**The exercise**
Gather the lines that hold the string "there".

**Material to process**
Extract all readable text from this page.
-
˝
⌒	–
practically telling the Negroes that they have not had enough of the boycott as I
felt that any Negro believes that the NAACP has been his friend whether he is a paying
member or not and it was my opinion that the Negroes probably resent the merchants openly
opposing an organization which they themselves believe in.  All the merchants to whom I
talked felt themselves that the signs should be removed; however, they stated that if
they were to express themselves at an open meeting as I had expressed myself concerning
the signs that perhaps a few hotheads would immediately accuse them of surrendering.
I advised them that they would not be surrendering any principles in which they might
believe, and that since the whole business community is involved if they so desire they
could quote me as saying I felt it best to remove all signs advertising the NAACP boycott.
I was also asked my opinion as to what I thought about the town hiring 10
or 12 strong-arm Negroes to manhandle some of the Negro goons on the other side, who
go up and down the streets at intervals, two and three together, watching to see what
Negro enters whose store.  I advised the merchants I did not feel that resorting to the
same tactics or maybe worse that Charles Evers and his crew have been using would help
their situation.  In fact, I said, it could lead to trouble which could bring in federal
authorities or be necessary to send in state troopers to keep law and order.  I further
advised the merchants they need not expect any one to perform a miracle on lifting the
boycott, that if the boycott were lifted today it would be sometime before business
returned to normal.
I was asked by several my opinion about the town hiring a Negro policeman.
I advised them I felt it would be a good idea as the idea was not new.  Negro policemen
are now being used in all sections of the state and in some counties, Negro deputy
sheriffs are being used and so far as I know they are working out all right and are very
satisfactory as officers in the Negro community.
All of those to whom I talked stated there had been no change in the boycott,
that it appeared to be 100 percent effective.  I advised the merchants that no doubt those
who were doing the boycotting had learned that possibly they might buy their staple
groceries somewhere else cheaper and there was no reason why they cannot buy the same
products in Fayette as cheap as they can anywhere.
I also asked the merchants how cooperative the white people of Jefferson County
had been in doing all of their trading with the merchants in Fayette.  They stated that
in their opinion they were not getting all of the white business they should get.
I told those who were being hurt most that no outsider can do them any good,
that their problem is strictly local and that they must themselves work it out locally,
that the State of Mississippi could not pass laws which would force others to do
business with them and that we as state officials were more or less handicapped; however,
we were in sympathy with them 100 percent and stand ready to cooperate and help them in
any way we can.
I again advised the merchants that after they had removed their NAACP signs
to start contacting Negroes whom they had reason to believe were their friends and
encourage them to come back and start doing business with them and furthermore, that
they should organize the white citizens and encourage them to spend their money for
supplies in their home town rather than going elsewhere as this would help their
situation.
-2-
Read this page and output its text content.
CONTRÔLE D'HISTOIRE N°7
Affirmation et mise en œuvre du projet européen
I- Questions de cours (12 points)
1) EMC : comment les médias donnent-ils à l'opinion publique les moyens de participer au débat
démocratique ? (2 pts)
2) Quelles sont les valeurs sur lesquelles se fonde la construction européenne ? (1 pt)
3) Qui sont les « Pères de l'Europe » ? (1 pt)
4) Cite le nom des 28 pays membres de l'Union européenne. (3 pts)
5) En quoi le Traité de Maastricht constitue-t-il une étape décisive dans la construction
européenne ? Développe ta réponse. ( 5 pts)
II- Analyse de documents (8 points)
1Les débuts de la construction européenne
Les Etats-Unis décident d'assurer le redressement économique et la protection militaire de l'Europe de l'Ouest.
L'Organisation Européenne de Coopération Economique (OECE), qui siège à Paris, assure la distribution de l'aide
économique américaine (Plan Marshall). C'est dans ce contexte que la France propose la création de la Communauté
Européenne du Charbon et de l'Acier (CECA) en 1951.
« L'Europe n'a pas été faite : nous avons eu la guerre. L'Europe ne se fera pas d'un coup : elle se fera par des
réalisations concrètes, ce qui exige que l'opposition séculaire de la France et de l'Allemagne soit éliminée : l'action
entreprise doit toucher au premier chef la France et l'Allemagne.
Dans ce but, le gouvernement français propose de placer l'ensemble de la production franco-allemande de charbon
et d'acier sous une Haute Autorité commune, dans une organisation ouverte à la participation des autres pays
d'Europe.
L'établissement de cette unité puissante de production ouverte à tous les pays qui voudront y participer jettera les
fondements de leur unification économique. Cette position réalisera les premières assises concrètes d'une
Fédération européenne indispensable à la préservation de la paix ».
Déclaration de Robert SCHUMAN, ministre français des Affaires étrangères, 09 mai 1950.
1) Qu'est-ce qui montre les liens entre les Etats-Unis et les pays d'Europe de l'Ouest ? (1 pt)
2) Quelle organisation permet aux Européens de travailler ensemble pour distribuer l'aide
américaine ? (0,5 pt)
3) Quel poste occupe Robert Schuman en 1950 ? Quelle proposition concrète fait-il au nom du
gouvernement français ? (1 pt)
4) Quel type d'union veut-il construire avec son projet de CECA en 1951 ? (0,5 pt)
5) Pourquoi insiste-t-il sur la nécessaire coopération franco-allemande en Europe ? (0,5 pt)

**Solution to the exercise**
All of those to whom I talked stated there had been no change in the boycott,
groceries somewhere else cheaper and there was no reason why they cannot buy the same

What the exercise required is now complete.